§ DIRECTIONS FOR THIS TASK
Copy the records word for word, beginning with the first line and stopping after the line that contains "info-icon: i: [394, 425, 410, 441]".

§ EXTRACTED RECORDS
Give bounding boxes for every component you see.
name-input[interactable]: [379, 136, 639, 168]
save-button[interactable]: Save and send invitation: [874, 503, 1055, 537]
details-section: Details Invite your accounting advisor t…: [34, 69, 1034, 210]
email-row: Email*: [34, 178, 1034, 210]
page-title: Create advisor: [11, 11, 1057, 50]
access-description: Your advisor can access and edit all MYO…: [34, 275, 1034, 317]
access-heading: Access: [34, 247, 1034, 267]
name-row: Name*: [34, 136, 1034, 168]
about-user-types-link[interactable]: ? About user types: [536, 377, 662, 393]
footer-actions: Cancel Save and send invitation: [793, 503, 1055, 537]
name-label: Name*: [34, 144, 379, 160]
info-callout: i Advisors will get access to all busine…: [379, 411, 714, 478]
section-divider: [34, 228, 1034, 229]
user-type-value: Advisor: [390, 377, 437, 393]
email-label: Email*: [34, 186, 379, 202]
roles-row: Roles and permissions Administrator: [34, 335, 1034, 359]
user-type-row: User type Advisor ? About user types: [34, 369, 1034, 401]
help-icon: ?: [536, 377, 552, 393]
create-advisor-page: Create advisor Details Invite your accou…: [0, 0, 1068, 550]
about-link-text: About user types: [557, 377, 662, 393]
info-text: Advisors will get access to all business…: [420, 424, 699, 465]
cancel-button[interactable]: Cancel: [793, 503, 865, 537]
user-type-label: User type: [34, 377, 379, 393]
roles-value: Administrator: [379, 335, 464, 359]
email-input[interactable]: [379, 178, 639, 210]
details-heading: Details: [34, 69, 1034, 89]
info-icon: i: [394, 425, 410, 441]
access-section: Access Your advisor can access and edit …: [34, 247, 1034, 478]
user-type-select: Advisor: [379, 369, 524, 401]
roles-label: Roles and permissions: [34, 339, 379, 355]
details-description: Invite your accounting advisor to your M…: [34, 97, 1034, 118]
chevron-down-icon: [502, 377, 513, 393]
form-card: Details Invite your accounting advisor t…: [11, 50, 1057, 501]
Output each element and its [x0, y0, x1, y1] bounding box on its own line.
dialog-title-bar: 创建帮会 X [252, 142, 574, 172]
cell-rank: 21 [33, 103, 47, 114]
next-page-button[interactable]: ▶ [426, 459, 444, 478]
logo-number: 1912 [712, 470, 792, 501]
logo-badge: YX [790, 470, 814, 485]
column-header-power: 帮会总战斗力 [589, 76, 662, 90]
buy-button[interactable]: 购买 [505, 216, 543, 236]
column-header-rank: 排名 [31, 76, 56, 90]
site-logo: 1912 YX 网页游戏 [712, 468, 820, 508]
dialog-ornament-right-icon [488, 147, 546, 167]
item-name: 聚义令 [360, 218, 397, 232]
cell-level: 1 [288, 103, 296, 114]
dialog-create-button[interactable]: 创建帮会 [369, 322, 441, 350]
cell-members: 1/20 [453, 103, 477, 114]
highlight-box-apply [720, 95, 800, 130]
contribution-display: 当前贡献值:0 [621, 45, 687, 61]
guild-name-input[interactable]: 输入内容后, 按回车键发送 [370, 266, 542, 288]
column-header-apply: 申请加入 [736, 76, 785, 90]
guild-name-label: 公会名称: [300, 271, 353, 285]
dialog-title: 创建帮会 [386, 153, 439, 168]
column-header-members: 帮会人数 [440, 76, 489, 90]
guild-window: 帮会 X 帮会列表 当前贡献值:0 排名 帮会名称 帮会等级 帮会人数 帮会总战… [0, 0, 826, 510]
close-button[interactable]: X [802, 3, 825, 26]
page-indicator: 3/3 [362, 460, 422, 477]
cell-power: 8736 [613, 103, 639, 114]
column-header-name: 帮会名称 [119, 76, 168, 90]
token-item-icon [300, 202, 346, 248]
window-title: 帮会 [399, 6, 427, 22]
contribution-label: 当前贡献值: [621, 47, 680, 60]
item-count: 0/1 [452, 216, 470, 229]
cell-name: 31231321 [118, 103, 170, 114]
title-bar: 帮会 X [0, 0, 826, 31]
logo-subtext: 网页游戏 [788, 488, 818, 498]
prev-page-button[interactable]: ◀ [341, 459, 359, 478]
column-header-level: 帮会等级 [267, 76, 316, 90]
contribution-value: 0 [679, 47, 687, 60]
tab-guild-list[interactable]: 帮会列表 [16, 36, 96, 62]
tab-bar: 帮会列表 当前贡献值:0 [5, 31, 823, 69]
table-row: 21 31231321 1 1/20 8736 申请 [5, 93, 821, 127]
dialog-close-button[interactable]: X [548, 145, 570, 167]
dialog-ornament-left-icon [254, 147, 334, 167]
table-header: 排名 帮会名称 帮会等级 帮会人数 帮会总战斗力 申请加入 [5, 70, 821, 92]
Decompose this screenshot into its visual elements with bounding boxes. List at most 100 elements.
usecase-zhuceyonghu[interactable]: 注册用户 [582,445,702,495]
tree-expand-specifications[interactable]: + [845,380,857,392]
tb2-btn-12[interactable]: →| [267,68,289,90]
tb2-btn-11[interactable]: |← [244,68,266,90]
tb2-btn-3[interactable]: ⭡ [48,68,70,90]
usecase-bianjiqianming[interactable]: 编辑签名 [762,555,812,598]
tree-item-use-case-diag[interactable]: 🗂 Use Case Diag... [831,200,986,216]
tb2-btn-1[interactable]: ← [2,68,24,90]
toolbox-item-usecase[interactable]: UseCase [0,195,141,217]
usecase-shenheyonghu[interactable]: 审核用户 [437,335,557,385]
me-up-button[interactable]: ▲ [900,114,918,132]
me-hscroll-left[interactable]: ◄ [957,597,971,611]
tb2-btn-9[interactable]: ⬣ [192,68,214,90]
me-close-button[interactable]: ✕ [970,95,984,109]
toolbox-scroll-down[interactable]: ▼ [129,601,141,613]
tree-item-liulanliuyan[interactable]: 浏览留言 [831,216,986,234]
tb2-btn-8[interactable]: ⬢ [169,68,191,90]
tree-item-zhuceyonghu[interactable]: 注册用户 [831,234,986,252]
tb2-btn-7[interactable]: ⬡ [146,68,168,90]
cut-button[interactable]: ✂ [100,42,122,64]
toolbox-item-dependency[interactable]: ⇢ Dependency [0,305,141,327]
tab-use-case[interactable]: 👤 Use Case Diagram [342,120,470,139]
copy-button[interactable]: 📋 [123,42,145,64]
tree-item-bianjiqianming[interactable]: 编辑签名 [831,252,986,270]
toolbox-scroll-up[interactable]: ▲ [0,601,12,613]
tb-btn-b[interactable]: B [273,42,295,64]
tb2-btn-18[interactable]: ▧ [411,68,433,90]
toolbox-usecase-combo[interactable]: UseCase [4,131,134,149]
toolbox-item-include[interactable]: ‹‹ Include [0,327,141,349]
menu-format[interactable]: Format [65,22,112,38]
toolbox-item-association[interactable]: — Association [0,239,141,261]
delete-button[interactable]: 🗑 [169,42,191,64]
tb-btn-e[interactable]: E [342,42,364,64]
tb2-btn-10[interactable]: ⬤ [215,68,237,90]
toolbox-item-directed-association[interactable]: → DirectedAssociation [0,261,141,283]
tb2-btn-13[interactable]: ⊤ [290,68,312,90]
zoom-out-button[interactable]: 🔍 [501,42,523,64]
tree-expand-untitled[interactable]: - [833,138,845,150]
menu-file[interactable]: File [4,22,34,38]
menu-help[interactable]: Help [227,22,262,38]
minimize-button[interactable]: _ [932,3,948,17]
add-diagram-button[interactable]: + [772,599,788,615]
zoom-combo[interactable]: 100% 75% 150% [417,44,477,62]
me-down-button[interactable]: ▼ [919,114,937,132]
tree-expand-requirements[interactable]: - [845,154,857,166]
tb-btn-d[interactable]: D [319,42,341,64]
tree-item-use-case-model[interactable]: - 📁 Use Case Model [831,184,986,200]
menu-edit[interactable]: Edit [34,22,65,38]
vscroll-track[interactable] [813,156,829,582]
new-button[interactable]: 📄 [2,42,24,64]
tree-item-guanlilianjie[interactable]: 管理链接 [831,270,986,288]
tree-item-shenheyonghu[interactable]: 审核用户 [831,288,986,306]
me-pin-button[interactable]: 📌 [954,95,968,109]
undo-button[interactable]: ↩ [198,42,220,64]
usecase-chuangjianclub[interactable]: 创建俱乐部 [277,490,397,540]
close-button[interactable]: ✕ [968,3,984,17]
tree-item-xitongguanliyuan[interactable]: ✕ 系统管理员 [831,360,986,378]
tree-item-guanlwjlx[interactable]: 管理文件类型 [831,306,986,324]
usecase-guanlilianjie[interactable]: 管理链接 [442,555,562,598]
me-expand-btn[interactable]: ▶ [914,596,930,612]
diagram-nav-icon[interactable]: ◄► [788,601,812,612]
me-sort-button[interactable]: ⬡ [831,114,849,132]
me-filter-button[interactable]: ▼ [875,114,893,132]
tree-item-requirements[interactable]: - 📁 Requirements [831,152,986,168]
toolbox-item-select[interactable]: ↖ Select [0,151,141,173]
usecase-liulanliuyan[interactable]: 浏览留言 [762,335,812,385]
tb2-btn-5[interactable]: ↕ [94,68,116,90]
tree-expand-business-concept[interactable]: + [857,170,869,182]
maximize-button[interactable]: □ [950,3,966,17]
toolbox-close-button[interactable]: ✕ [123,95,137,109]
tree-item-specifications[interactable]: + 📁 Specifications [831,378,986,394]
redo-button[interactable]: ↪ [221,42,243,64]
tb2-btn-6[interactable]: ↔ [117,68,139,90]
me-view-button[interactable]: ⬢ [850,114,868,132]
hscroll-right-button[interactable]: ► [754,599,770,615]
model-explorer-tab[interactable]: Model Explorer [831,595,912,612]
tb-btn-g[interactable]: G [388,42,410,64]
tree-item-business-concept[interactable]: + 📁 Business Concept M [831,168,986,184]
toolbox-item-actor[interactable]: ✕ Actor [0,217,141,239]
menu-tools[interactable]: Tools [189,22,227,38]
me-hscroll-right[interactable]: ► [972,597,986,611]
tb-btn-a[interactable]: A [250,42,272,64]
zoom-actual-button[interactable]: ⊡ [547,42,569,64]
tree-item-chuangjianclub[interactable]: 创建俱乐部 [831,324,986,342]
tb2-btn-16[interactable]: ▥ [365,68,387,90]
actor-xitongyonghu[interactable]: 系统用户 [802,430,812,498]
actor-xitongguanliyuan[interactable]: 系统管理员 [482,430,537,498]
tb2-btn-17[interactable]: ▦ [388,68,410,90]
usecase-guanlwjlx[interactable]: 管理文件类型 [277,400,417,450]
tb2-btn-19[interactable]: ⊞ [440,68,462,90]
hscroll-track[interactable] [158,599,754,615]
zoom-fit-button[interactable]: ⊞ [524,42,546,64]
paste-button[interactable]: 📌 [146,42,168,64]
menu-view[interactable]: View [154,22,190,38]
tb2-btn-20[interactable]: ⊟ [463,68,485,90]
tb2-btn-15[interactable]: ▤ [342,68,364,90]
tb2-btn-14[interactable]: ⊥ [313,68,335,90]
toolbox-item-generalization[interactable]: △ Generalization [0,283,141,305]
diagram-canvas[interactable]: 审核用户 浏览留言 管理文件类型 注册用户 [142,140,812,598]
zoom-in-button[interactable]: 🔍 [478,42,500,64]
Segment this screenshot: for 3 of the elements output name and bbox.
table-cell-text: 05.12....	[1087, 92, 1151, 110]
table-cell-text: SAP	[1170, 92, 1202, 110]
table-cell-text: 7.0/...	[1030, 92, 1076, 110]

§ SOLUTION FOR THIS PROBLEM
Give bounding boxes for every component you see.
name-input[interactable]: [379, 136, 639, 168]
save-button[interactable]: Save and send invitation: [874, 503, 1055, 537]
details-section: Details Invite your accounting advisor t…: [34, 69, 1034, 210]
email-row: Email*: [34, 178, 1034, 210]
page-title: Create advisor: [11, 11, 1057, 50]
access-description: Your advisor can access and edit all MYO…: [34, 275, 1034, 317]
access-heading: Access: [34, 247, 1034, 267]
name-row: Name*: [34, 136, 1034, 168]
about-user-types-link[interactable]: ? About user types: [536, 377, 662, 393]
footer-actions: Cancel Save and send invitation: [793, 503, 1055, 537]
name-label: Name*: [34, 144, 379, 160]
info-callout: i Advisors will get access to all busine…: [379, 411, 714, 478]
section-divider: [34, 228, 1034, 229]
user-type-value: Advisor: [390, 377, 437, 393]
email-label: Email*: [34, 186, 379, 202]
roles-row: Roles and permissions Administrator: [34, 335, 1034, 359]
user-type-row: User type Advisor ? About user types: [34, 369, 1034, 401]
help-icon: ?: [536, 377, 552, 393]
create-advisor-page: Create advisor Details Invite your accou…: [0, 0, 1068, 550]
about-link-text: About user types: [557, 377, 662, 393]
info-text: Advisors will get access to all business…: [420, 424, 699, 465]
cancel-button[interactable]: Cancel: [793, 503, 865, 537]
user-type-label: User type: [34, 377, 379, 393]
roles-value: Administrator: [379, 335, 464, 359]
email-input[interactable]: [379, 178, 639, 210]
details-heading: Details: [34, 69, 1034, 89]
info-icon: i: [394, 425, 410, 441]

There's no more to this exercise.